Dataset records on visual material:
======
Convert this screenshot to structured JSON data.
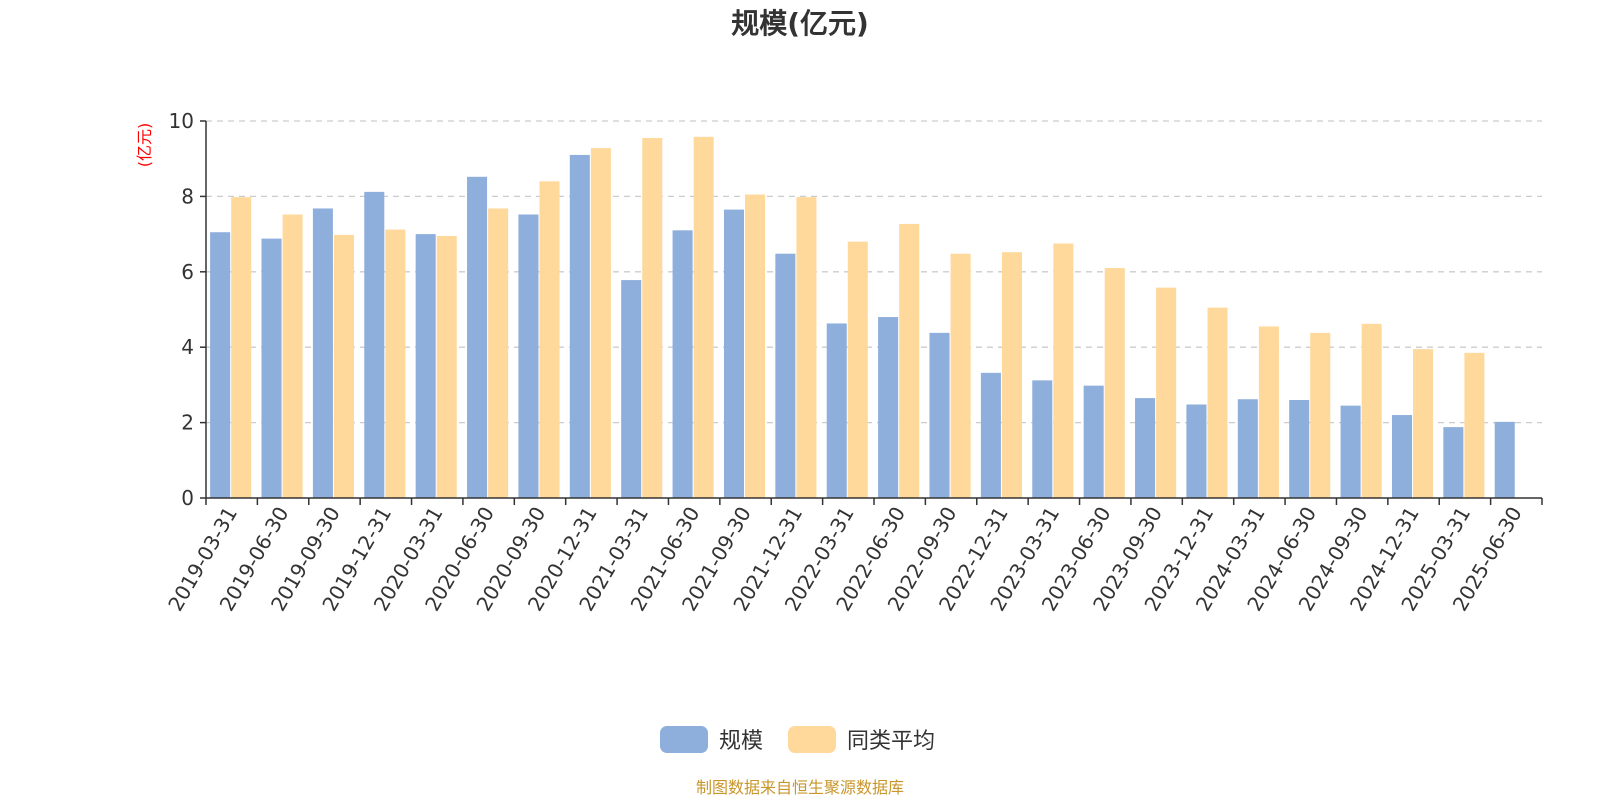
{
  "chart_data": {
    "type": "bar",
    "title": "规模(亿元)",
    "ylabel": "(亿元)",
    "ylim": [
      0,
      10
    ],
    "yticks": [
      0,
      2,
      4,
      6,
      8,
      10
    ],
    "grid": true,
    "legend_position": "bottom-center",
    "categories": [
      "2019-03-31",
      "2019-06-30",
      "2019-09-30",
      "2019-12-31",
      "2020-03-31",
      "2020-06-30",
      "2020-09-30",
      "2020-12-31",
      "2021-03-31",
      "2021-06-30",
      "2021-09-30",
      "2021-12-31",
      "2022-03-31",
      "2022-06-30",
      "2022-09-30",
      "2022-12-31",
      "2023-03-31",
      "2023-06-30",
      "2023-09-30",
      "2023-12-31",
      "2024-03-31",
      "2024-06-30",
      "2024-09-30",
      "2024-12-31",
      "2025-03-31",
      "2025-06-30"
    ],
    "series": [
      {
        "name": "规模",
        "color": "#8eaedb",
        "values": [
          7.05,
          6.88,
          7.68,
          8.12,
          7.0,
          8.52,
          7.52,
          9.1,
          5.78,
          7.1,
          7.65,
          6.48,
          4.63,
          4.8,
          4.38,
          3.32,
          3.12,
          2.98,
          2.65,
          2.48,
          2.62,
          2.6,
          2.45,
          2.2,
          1.88,
          2.02
        ]
      },
      {
        "name": "同类平均",
        "color": "#ffd99b",
        "values": [
          7.98,
          7.52,
          6.98,
          7.12,
          6.95,
          7.68,
          8.4,
          9.28,
          9.55,
          9.58,
          8.05,
          7.98,
          6.8,
          7.27,
          6.48,
          6.52,
          6.75,
          6.1,
          5.58,
          5.05,
          4.55,
          4.38,
          4.62,
          3.95,
          3.85,
          null
        ]
      }
    ],
    "source": "制图数据来自恒生聚源数据库",
    "colors": {
      "axis": "#333333",
      "grid": "#cccccc",
      "ylabel": "#ff0000",
      "source": "#c9962b"
    }
  }
}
======
| GIVEN PROBLEM |
Find the lines above that contain the word "source" and collect them.

| ANSWER TO THE TASK |
    "source": "制图数据来自恒生聚源数据库",
      "source": "#c9962b"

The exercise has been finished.